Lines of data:

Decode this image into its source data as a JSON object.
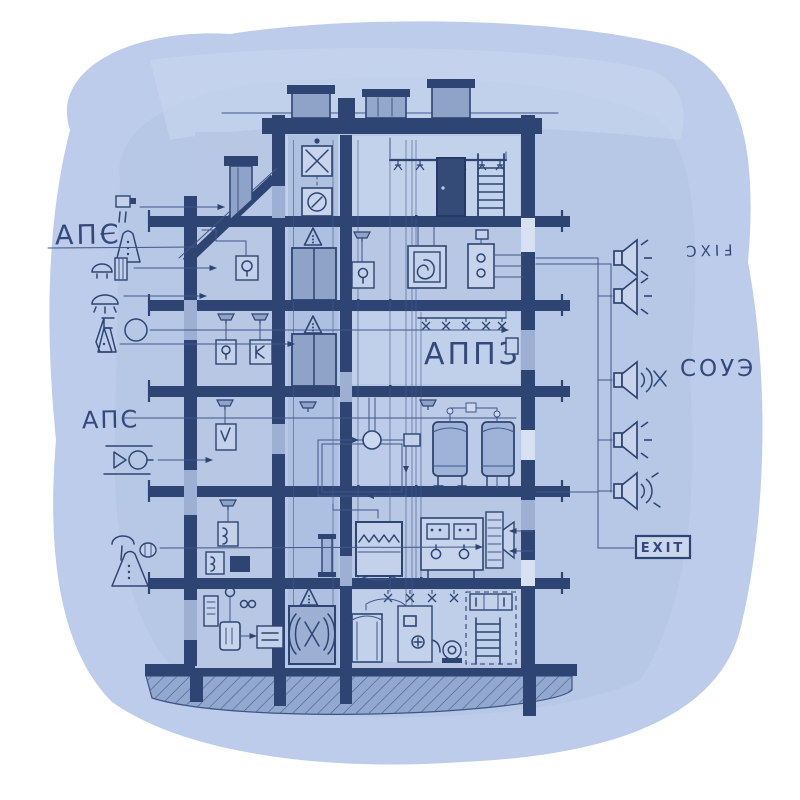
{
  "artwork": {
    "style": "hand-drawn blueprint on blue watercolor wash",
    "subject": "multi-storey building cross-section with fire alarm, suppression and evacuation systems"
  },
  "palette": {
    "paper": "#ffffff",
    "wash": "#bdccea",
    "wash_deep": "#afc1e4",
    "ink": "#2e4573",
    "ink_soft": "#41568a",
    "room": "#b7c7e4",
    "room_light": "#ccd8f0",
    "masonry_light": "#9db0d4",
    "metal": "#8fa3c8",
    "panel": "#c7d4ec",
    "earth": "#92a8ce"
  },
  "labels": {
    "aps_top": "АПС",
    "aps_mid": "АПС",
    "appz": "АППЗ",
    "soue": "СОУЭ",
    "exit_mirrored": "ƆXIℲ",
    "exit_sign": "EXIT"
  },
  "legend_left": {
    "items": [
      {
        "icon": "smoke-detector-icon"
      },
      {
        "icon": "manual-call-point-icon"
      },
      {
        "icon": "heat-detector-icon"
      },
      {
        "icon": "dome-lamp-icon"
      },
      {
        "icon": "flask-and-circle-icon"
      },
      {
        "icon": "fan-valve-icon"
      },
      {
        "icon": "smoke-vent-icon"
      },
      {
        "icon": "warning-triangle-icon"
      }
    ]
  },
  "right_column": {
    "speakers": [
      {
        "icon": "loudspeaker-rays-icon"
      },
      {
        "icon": "loudspeaker-rays-icon"
      },
      {
        "icon": "loudspeaker-waves-icon"
      },
      {
        "icon": "loudspeaker-rays-icon"
      },
      {
        "icon": "loudspeaker-waves-icon"
      }
    ]
  }
}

Stated task >> Repeat each entry precisely as it appears. Leave the pictures out.

Result of this exercise >>
Decode this image into its source data as a JSON object.
{
  "artwork": {
    "style": "hand-drawn blueprint on blue watercolor wash",
    "subject": "multi-storey building cross-section with fire alarm, suppression and evacuation systems"
  },
  "palette": {
    "paper": "#ffffff",
    "wash": "#bdccea",
    "wash_deep": "#afc1e4",
    "ink": "#2e4573",
    "ink_soft": "#41568a",
    "room": "#b7c7e4",
    "room_light": "#ccd8f0",
    "masonry_light": "#9db0d4",
    "metal": "#8fa3c8",
    "panel": "#c7d4ec",
    "earth": "#92a8ce"
  },
  "labels": {
    "aps_top": "АПС",
    "aps_mid": "АПС",
    "appz": "АППЗ",
    "soue": "СОУЭ",
    "exit_mirrored": "ƆXIℲ",
    "exit_sign": "EXIT"
  },
  "legend_left": {
    "items": [
      {
        "icon": "smoke-detector-icon"
      },
      {
        "icon": "manual-call-point-icon"
      },
      {
        "icon": "heat-detector-icon"
      },
      {
        "icon": "dome-lamp-icon"
      },
      {
        "icon": "flask-and-circle-icon"
      },
      {
        "icon": "fan-valve-icon"
      },
      {
        "icon": "smoke-vent-icon"
      },
      {
        "icon": "warning-triangle-icon"
      }
    ]
  },
  "right_column": {
    "speakers": [
      {
        "icon": "loudspeaker-rays-icon"
      },
      {
        "icon": "loudspeaker-rays-icon"
      },
      {
        "icon": "loudspeaker-waves-icon"
      },
      {
        "icon": "loudspeaker-rays-icon"
      },
      {
        "icon": "loudspeaker-waves-icon"
      }
    ]
  }
}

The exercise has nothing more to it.